▶ **Problem**
Transcribe every entry word for word, leaving out all images.

▶ **Data for this task**

━━━━━━━━━━━━━━━━━━━━━━━━━━━━━━

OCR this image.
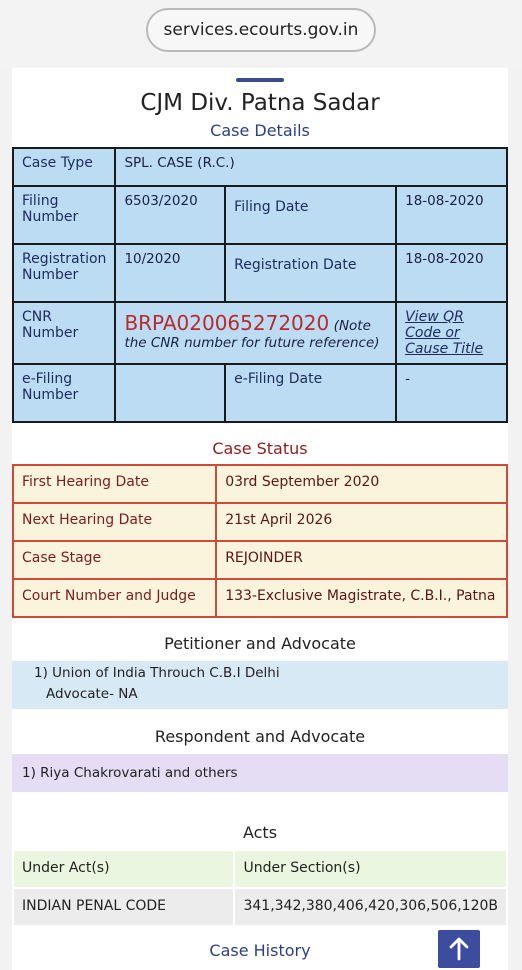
services.ecourts.gov.in
CJM Div. Patna Sadar
Case Details
Case Type	SPL. CASE (R.C.)		
Filing Number	6503/2020	Filing Date	18-08-2020
Registration Number	10/2020	Registration Date	18-08-2020
CNR Number	BRPA020065272020 (Note the CNR number for future reference)		View QR Code or Cause Title
e-Filing Number		e-Filing Date	-
Case Status
First Hearing Date	03rd September 2020
Next Hearing Date	21st April 2026
Case Stage	REJOINDER
Court Number and Judge	133-Exclusive Magistrate, C.B.I., Patna
Petitioner and Advocate
1) Union of India Throuch C.B.I Delhi
Advocate- NA
Respondent and Advocate
1) Riya Chakrovarati and others
Acts
Under Act(s)	Under Section(s)
INDIAN PENAL CODE	341,342,380,406,420,306,506,120B
Case History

━━━━━━━━━━━━━━━━━━━━━━━━━━━━━━

▶ **Full output**
OCR this image.
services.ecourts.gov.in
CJM Div. Patna Sadar
Case Details
Case Type	SPL. CASE (R.C.)		
Filing Number	6503/2020	Filing Date	18-08-2020
Registration Number	10/2020	Registration Date	18-08-2020
CNR Number	BRPA020065272020 (Note the CNR number for future reference)		View QR Code or Cause Title
e-Filing Number		e-Filing Date	-
Case Status
First Hearing Date	03rd September 2020
Next Hearing Date	21st April 2026
Case Stage	REJOINDER
Court Number and Judge	133-Exclusive Magistrate, C.B.I., Patna
Petitioner and Advocate
1) Union of India Throuch C.B.I Delhi
Advocate- NA
Respondent and Advocate
1) Riya Chakrovarati and others
Acts
Under Act(s)	Under Section(s)
INDIAN PENAL CODE	341,342,380,406,420,306,506,120B
Case History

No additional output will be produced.